start Text segment

East Hartford school officials say they did not know about those cases when they hired Miller.

"These allegations raise significant concerns and questions about how DCF and local education agencies respond to allegations of abuse and neglect by administration and staff," Attorney General Richard Blumenthal and Child Advocate Jeanne Milstein said in a joint statement. "We are deeply disturbed about possible abuse of power - and subsequent failure to address the allegations."

Blumenthal and Millstein's offices have since late 2005 been investigating whether the staff at a Southington middle school properly responded to sexual harassment complaints against a teacher who also was the girls' basketball coach.

Blumenthal and Millstein say the case involving the East Hartford and New Haven districts has prompted them to expand their ongoing investigation into the responses by DCF and school administrators.

New Haven school officials say none of the complaints that led to investigations in their district were substantiated by the DCF, meaning there was no determination that abuse or neglect occurred. New Haven officials gave no details about the cases.

Sources with knowledge of the cases, however, said the complaints involved intimidation of students by Miller while he was serving as principal of Clinton Avenue Elementary School and then Fair Haven Middle School.

For example, Miller was accused of hitting a 7-year-old boy with a belt, according to sources. In another case, sources say, second- and third-graders complained that Miller pushed and shoved them in his office.

He also allegedly told students in a third-grade class to make sure they didn't grow up to be whores and prostitutes, the sources said.

end Text segment
start Data

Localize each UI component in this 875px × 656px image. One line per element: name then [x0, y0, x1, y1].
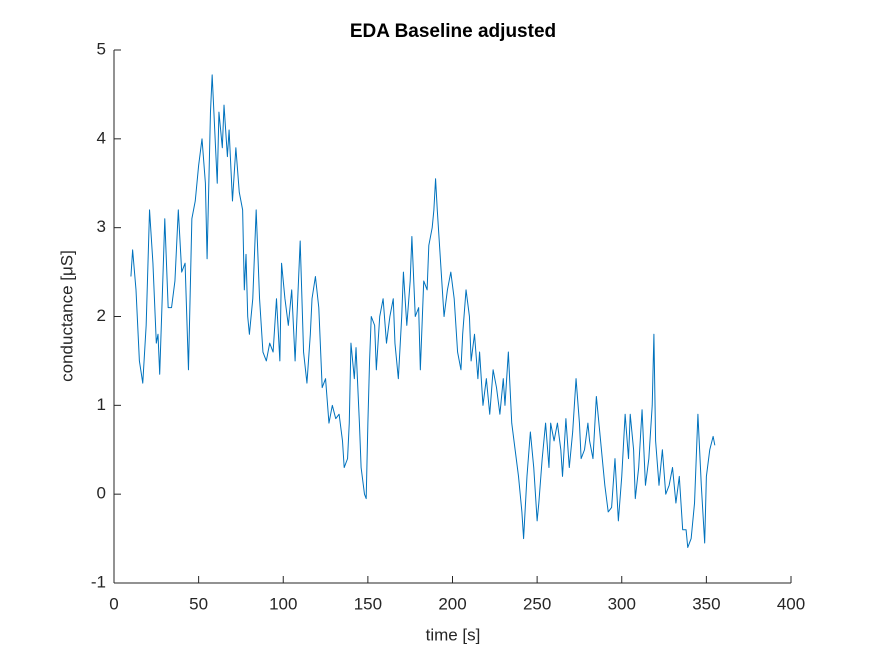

end Data
start Data

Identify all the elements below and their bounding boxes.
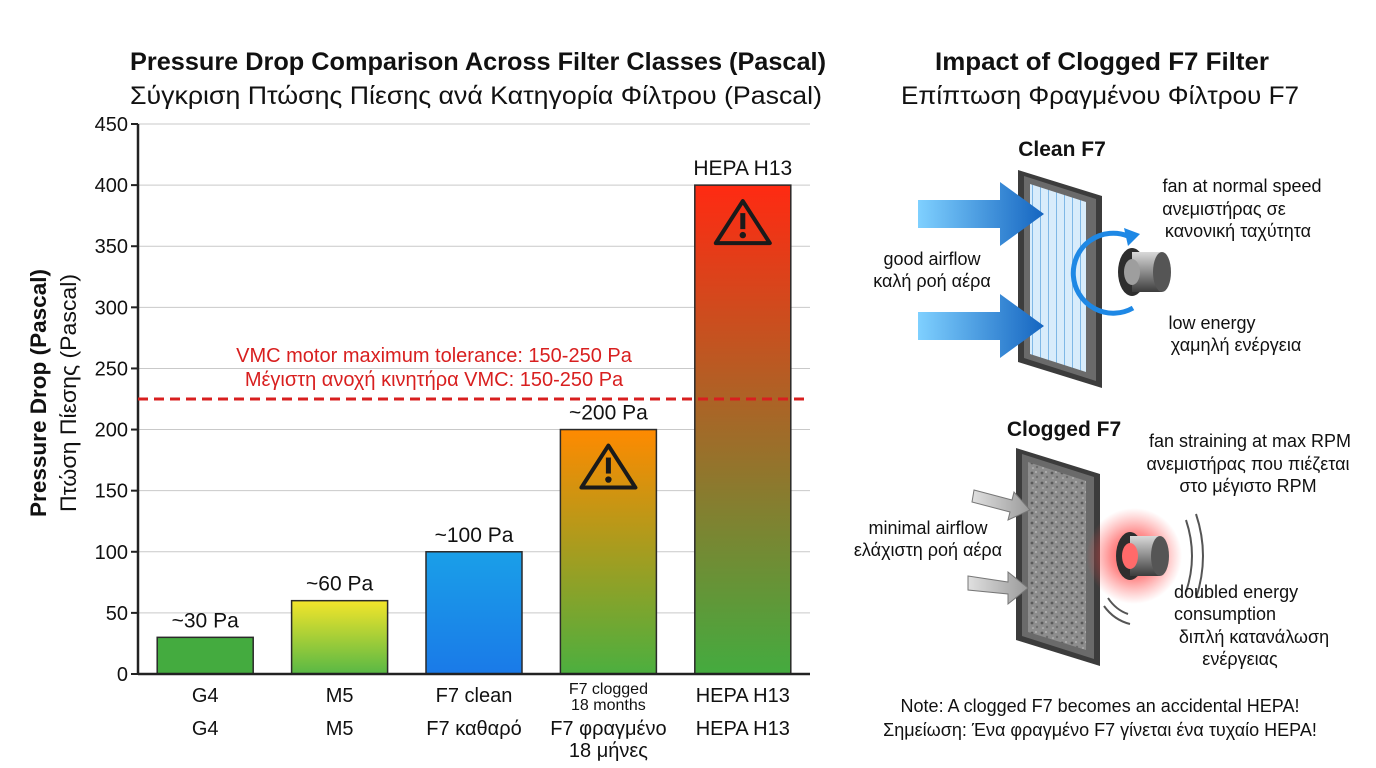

end Data

**What is being asked**
Continue the news report on the abuse allegations against Miller, starting right after its final sentence.

**Result for this exercise**
At the middle school, a girl reported that Miller touched her face and told her she was pretty, the sources said, and a boy reported being jacked up against a fence by Miller.

Miller allegedly told investigators that the complaints were all retaliatory against him by disgruntled parents, angry teachers or children unhappy with his policies or practices, the sources said.

The complaint in East Hartford was made last month by a 15-year-old girl who said Miller made inappropriate comments to her while he was counseling her about her truancy problems.

The student said Miller held her hand, commented on her appearance and offered to buy her dinner if she improved her grades, according to a police report.

East Hartford put Miller on paid leave during an investigation that revealed he broke school board policy by driving the girl to and from her home for a meeting at the high school. East Hartford police also investigated but found insufficient evidence to file charges.

Miller, 44, who was earning $118,775 annually, denied any improprieties but resigned Friday without comment.

Marion Martinez, East Hartford's superintendent, said she welcomed the expanded investigation. "I am in favor of anything that protects the children we are trying to educate," she said.

School officials in New Haven could not be reached for comment.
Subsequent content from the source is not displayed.